**Exercise directions:**
In this exercise, reproduce all the entries that follow exactly.

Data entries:

--- Begin ---

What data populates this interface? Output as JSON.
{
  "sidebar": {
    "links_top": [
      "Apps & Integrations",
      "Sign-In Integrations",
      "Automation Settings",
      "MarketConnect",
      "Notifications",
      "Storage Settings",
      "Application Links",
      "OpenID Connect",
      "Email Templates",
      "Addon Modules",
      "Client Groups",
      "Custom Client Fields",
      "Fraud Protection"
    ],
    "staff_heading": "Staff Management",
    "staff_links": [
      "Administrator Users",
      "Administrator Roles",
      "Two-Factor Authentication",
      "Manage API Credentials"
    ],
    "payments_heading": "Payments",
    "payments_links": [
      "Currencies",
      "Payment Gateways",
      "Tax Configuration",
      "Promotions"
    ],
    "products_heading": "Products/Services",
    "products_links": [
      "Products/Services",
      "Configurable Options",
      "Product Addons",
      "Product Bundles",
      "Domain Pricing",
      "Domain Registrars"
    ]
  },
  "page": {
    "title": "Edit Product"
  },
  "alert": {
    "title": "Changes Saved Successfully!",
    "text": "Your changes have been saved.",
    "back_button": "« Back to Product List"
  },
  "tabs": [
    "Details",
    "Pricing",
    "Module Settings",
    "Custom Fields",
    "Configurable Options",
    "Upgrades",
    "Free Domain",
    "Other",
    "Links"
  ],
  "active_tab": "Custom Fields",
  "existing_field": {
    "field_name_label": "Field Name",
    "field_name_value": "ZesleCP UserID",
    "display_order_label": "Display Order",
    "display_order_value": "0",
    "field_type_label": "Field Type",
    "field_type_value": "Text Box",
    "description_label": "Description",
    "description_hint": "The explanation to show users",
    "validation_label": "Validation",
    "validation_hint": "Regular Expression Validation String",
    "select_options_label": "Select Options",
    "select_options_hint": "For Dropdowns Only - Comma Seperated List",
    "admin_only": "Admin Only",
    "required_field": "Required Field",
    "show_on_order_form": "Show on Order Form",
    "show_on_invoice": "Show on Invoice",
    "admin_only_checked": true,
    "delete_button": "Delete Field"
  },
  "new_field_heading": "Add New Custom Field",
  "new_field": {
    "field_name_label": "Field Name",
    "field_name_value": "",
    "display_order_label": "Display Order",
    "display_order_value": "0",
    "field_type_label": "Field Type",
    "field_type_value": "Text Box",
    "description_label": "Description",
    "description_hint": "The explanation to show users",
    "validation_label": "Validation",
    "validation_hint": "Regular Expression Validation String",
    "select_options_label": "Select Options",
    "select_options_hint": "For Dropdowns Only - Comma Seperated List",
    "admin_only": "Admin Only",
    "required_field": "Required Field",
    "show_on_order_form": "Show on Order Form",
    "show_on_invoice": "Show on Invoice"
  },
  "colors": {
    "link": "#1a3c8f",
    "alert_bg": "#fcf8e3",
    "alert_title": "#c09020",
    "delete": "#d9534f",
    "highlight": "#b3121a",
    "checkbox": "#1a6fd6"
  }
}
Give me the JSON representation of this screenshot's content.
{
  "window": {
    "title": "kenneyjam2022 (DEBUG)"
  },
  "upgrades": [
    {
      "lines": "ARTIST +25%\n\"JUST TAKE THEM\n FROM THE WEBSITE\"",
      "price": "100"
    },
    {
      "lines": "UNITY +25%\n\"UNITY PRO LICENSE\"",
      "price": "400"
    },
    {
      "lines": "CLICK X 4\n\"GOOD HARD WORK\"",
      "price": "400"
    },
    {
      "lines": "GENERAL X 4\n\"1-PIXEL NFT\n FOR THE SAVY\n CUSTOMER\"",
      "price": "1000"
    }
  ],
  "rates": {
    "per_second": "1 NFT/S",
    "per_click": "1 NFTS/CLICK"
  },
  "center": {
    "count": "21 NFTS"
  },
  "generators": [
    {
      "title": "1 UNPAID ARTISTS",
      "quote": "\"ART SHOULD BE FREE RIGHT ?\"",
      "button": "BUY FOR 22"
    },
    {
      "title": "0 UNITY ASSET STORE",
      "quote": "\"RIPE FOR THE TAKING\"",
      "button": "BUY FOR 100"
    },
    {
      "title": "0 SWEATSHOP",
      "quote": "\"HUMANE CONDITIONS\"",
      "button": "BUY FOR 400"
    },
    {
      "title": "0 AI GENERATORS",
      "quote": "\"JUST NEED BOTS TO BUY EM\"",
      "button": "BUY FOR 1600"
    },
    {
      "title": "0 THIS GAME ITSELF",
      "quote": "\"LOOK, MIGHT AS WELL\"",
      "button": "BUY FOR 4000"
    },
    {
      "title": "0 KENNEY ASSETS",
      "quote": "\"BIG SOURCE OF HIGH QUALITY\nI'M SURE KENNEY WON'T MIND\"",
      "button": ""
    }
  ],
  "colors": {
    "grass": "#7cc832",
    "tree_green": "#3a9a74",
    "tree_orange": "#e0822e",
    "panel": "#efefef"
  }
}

--- End ---

**Solution to this task:**
What data populates this interface? Output as JSON.
{
  "sidebar": {
    "links_top": [
      "Apps & Integrations",
      "Sign-In Integrations",
      "Automation Settings",
      "MarketConnect",
      "Notifications",
      "Storage Settings",
      "Application Links",
      "OpenID Connect",
      "Email Templates",
      "Addon Modules",
      "Client Groups",
      "Custom Client Fields",
      "Fraud Protection"
    ],
    "staff_heading": "Staff Management",
    "staff_links": [
      "Administrator Users",
      "Administrator Roles",
      "Two-Factor Authentication",
      "Manage API Credentials"
    ],
    "payments_heading": "Payments",
    "payments_links": [
      "Currencies",
      "Payment Gateways",
      "Tax Configuration",
      "Promotions"
    ],
    "products_heading": "Products/Services",
    "products_links": [
      "Products/Services",
      "Configurable Options",
      "Product Addons",
      "Product Bundles",
      "Domain Pricing",
      "Domain Registrars"
    ]
  },
  "page": {
    "title": "Edit Product"
  },
  "alert": {
    "title": "Changes Saved Successfully!",
    "text": "Your changes have been saved.",
    "back_button": "« Back to Product List"
  },
  "tabs": [
    "Details",
    "Pricing",
    "Module Settings",
    "Custom Fields",
    "Configurable Options",
    "Upgrades",
    "Free Domain",
    "Other",
    "Links"
  ],
  "active_tab": "Custom Fields",
  "existing_field": {
    "field_name_label": "Field Name",
    "field_name_value": "ZesleCP UserID",
    "display_order_label": "Display Order",
    "display_order_value": "0",
    "field_type_label": "Field Type",
    "field_type_value": "Text Box",
    "description_label": "Description",
    "description_hint": "The explanation to show users",
    "validation_label": "Validation",
    "validation_hint": "Regular Expression Validation String",
    "select_options_label": "Select Options",
    "select_options_hint": "For Dropdowns Only - Comma Seperated List",
    "admin_only": "Admin Only",
    "required_field": "Required Field",
    "show_on_order_form": "Show on Order Form",
    "show_on_invoice": "Show on Invoice",
    "admin_only_checked": true,
    "delete_button": "Delete Field"
  },
  "new_field_heading": "Add New Custom Field",
  "new_field": {
    "field_name_label": "Field Name",
    "field_name_value": "",
    "display_order_label": "Display Order",
    "display_order_value": "0",
    "field_type_label": "Field Type",
    "field_type_value": "Text Box",
    "description_label": "Description",
    "description_hint": "The explanation to show users",
    "validation_label": "Validation",
    "validation_hint": "Regular Expression Validation String",
    "select_options_label": "Select Options",
    "select_options_hint": "For Dropdowns Only - Comma Seperated List",
    "admin_only": "Admin Only",
    "required_field": "Required Field",
    "show_on_order_form": "Show on Order Form",
    "show_on_invoice": "Show on Invoice"
  },
  "colors": {
    "link": "#1a3c8f",
    "alert_bg": "#fcf8e3",
    "alert_title": "#c09020",
    "delete": "#d9534f",
    "highlight": "#b3121a",
    "checkbox": "#1a6fd6"
  }
}
Give me the JSON representation of this screenshot's content.
{
  "window": {
    "title": "kenneyjam2022 (DEBUG)"
  },
  "upgrades": [
    {
      "lines": "ARTIST +25%\n\"JUST TAKE THEM\n FROM THE WEBSITE\"",
      "price": "100"
    },
    {
      "lines": "UNITY +25%\n\"UNITY PRO LICENSE\"",
      "price": "400"
    },
    {
      "lines": "CLICK X 4\n\"GOOD HARD WORK\"",
      "price": "400"
    },
    {
      "lines": "GENERAL X 4\n\"1-PIXEL NFT\n FOR THE SAVY\n CUSTOMER\"",
      "price": "1000"
    }
  ],
  "rates": {
    "per_second": "1 NFT/S",
    "per_click": "1 NFTS/CLICK"
  },
  "center": {
    "count": "21 NFTS"
  },
  "generators": [
    {
      "title": "1 UNPAID ARTISTS",
      "quote": "\"ART SHOULD BE FREE RIGHT ?\"",
      "button": "BUY FOR 22"
    },
    {
      "title": "0 UNITY ASSET STORE",
      "quote": "\"RIPE FOR THE TAKING\"",
      "button": "BUY FOR 100"
    },
    {
      "title": "0 SWEATSHOP",
      "quote": "\"HUMANE CONDITIONS\"",
      "button": "BUY FOR 400"
    },
    {
      "title": "0 AI GENERATORS",
      "quote": "\"JUST NEED BOTS TO BUY EM\"",
      "button": "BUY FOR 1600"
    },
    {
      "title": "0 THIS GAME ITSELF",
      "quote": "\"LOOK, MIGHT AS WELL\"",
      "button": "BUY FOR 4000"
    },
    {
      "title": "0 KENNEY ASSETS",
      "quote": "\"BIG SOURCE OF HIGH QUALITY\nI'M SURE KENNEY WON'T MIND\"",
      "button": ""
    }
  ],
  "colors": {
    "grass": "#7cc832",
    "tree_green": "#3a9a74",
    "tree_orange": "#e0822e",
    "panel": "#efefef"
  }
}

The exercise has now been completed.